[Bounding box entries]

-- START --

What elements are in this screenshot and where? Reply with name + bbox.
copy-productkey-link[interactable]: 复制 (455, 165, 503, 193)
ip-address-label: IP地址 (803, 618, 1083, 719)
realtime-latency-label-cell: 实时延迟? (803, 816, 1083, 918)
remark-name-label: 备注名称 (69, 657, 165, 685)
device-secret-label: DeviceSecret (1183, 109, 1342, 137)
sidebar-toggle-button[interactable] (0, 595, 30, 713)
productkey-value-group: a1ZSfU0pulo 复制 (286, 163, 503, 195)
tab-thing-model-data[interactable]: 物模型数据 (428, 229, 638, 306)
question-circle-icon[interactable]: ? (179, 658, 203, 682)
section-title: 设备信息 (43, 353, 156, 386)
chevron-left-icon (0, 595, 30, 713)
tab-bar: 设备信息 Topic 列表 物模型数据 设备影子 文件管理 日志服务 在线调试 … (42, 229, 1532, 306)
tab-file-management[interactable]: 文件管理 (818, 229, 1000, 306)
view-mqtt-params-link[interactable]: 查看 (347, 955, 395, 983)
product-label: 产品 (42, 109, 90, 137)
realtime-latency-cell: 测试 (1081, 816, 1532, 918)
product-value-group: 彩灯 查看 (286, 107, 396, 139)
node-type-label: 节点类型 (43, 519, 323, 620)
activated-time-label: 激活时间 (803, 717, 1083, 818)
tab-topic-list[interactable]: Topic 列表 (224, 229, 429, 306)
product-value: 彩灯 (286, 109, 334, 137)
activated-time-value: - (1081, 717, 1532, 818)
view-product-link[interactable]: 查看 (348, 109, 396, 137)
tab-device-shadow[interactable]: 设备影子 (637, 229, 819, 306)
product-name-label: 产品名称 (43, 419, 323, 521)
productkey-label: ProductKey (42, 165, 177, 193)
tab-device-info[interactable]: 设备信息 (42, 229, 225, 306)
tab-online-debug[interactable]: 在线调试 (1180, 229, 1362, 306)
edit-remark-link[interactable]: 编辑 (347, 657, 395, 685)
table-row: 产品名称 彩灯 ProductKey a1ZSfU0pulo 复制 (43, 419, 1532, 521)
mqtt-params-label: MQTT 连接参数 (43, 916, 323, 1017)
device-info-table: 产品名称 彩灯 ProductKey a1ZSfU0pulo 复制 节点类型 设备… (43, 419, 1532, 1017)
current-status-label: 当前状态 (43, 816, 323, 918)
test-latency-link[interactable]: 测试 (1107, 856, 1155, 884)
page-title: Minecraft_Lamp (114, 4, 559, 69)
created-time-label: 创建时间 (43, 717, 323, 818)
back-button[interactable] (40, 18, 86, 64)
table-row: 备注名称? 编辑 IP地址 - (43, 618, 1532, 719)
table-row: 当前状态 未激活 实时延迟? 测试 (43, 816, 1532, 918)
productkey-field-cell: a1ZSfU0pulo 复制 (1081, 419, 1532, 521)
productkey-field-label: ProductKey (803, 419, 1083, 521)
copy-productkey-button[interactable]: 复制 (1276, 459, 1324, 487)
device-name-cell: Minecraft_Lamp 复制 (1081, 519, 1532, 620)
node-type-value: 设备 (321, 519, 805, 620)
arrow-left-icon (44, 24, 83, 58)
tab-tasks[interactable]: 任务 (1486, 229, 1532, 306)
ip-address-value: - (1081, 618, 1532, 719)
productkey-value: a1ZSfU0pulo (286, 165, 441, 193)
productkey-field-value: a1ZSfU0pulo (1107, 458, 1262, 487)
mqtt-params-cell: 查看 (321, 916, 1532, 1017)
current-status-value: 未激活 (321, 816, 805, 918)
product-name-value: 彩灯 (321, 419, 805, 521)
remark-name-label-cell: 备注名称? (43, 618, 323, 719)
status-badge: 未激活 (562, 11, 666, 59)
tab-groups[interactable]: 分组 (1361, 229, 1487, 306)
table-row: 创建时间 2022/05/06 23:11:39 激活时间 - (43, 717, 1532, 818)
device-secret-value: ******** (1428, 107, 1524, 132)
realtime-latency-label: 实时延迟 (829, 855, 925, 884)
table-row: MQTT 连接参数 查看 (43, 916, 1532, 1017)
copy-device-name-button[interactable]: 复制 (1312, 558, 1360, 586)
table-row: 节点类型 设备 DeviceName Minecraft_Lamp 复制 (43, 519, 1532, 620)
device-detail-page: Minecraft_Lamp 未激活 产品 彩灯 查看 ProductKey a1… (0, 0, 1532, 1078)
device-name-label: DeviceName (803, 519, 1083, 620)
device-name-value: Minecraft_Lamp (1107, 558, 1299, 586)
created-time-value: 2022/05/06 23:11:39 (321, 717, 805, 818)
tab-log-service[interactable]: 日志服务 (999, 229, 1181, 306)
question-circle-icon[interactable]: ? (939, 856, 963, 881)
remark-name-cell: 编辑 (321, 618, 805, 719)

-- END --

Reproduce every line of the material above verbatim.

WRITTEN RESPONSE:
What elements are in this screenshot and where? Reply with name + bbox.
copy-productkey-link[interactable]: 复制 (455, 165, 503, 193)
ip-address-label: IP地址 (803, 618, 1083, 719)
realtime-latency-label-cell: 实时延迟? (803, 816, 1083, 918)
remark-name-label: 备注名称 (69, 657, 165, 685)
device-secret-label: DeviceSecret (1183, 109, 1342, 137)
sidebar-toggle-button[interactable] (0, 595, 30, 713)
productkey-value-group: a1ZSfU0pulo 复制 (286, 163, 503, 195)
tab-thing-model-data[interactable]: 物模型数据 (428, 229, 638, 306)
question-circle-icon[interactable]: ? (179, 658, 203, 682)
section-title: 设备信息 (43, 353, 156, 386)
chevron-left-icon (0, 595, 30, 713)
tab-bar: 设备信息 Topic 列表 物模型数据 设备影子 文件管理 日志服务 在线调试 … (42, 229, 1532, 306)
tab-file-management[interactable]: 文件管理 (818, 229, 1000, 306)
view-mqtt-params-link[interactable]: 查看 (347, 955, 395, 983)
product-label: 产品 (42, 109, 90, 137)
realtime-latency-cell: 测试 (1081, 816, 1532, 918)
product-value-group: 彩灯 查看 (286, 107, 396, 139)
node-type-label: 节点类型 (43, 519, 323, 620)
activated-time-label: 激活时间 (803, 717, 1083, 818)
tab-topic-list[interactable]: Topic 列表 (224, 229, 429, 306)
product-value: 彩灯 (286, 109, 334, 137)
activated-time-value: - (1081, 717, 1532, 818)
view-product-link[interactable]: 查看 (348, 109, 396, 137)
tab-device-shadow[interactable]: 设备影子 (637, 229, 819, 306)
product-name-label: 产品名称 (43, 419, 323, 521)
productkey-label: ProductKey (42, 165, 177, 193)
tab-device-info[interactable]: 设备信息 (42, 229, 225, 306)
tab-online-debug[interactable]: 在线调试 (1180, 229, 1362, 306)
edit-remark-link[interactable]: 编辑 (347, 657, 395, 685)
table-row: 产品名称 彩灯 ProductKey a1ZSfU0pulo 复制 (43, 419, 1532, 521)
mqtt-params-label: MQTT 连接参数 (43, 916, 323, 1017)
device-info-table: 产品名称 彩灯 ProductKey a1ZSfU0pulo 复制 节点类型 设备… (43, 419, 1532, 1017)
current-status-label: 当前状态 (43, 816, 323, 918)
test-latency-link[interactable]: 测试 (1107, 856, 1155, 884)
page-title: Minecraft_Lamp (114, 4, 559, 69)
created-time-label: 创建时间 (43, 717, 323, 818)
back-button[interactable] (40, 18, 86, 64)
table-row: 备注名称? 编辑 IP地址 - (43, 618, 1532, 719)
table-row: 当前状态 未激活 实时延迟? 测试 (43, 816, 1532, 918)
productkey-field-cell: a1ZSfU0pulo 复制 (1081, 419, 1532, 521)
productkey-field-label: ProductKey (803, 419, 1083, 521)
copy-productkey-button[interactable]: 复制 (1276, 459, 1324, 487)
device-name-cell: Minecraft_Lamp 复制 (1081, 519, 1532, 620)
node-type-value: 设备 (321, 519, 805, 620)
arrow-left-icon (44, 24, 83, 58)
tab-tasks[interactable]: 任务 (1486, 229, 1532, 306)
ip-address-value: - (1081, 618, 1532, 719)
productkey-value: a1ZSfU0pulo (286, 165, 441, 193)
productkey-field-value: a1ZSfU0pulo (1107, 458, 1262, 487)
mqtt-params-cell: 查看 (321, 916, 1532, 1017)
current-status-value: 未激活 (321, 816, 805, 918)
product-name-value: 彩灯 (321, 419, 805, 521)
remark-name-label-cell: 备注名称? (43, 618, 323, 719)
status-badge: 未激活 (562, 11, 666, 59)
tab-groups[interactable]: 分组 (1361, 229, 1487, 306)
table-row: 创建时间 2022/05/06 23:11:39 激活时间 - (43, 717, 1532, 818)
device-secret-value: ******** (1428, 107, 1524, 132)
realtime-latency-label: 实时延迟 (829, 855, 925, 884)
table-row: MQTT 连接参数 查看 (43, 916, 1532, 1017)
copy-device-name-button[interactable]: 复制 (1312, 558, 1360, 586)
table-row: 节点类型 设备 DeviceName Minecraft_Lamp 复制 (43, 519, 1532, 620)
device-detail-page: Minecraft_Lamp 未激活 产品 彩灯 查看 ProductKey a1… (0, 0, 1532, 1078)
device-name-label: DeviceName (803, 519, 1083, 620)
device-name-value: Minecraft_Lamp (1107, 558, 1299, 586)
created-time-value: 2022/05/06 23:11:39 (321, 717, 805, 818)
tab-log-service[interactable]: 日志服务 (999, 229, 1181, 306)
question-circle-icon[interactable]: ? (939, 856, 963, 881)
remark-name-cell: 编辑 (321, 618, 805, 719)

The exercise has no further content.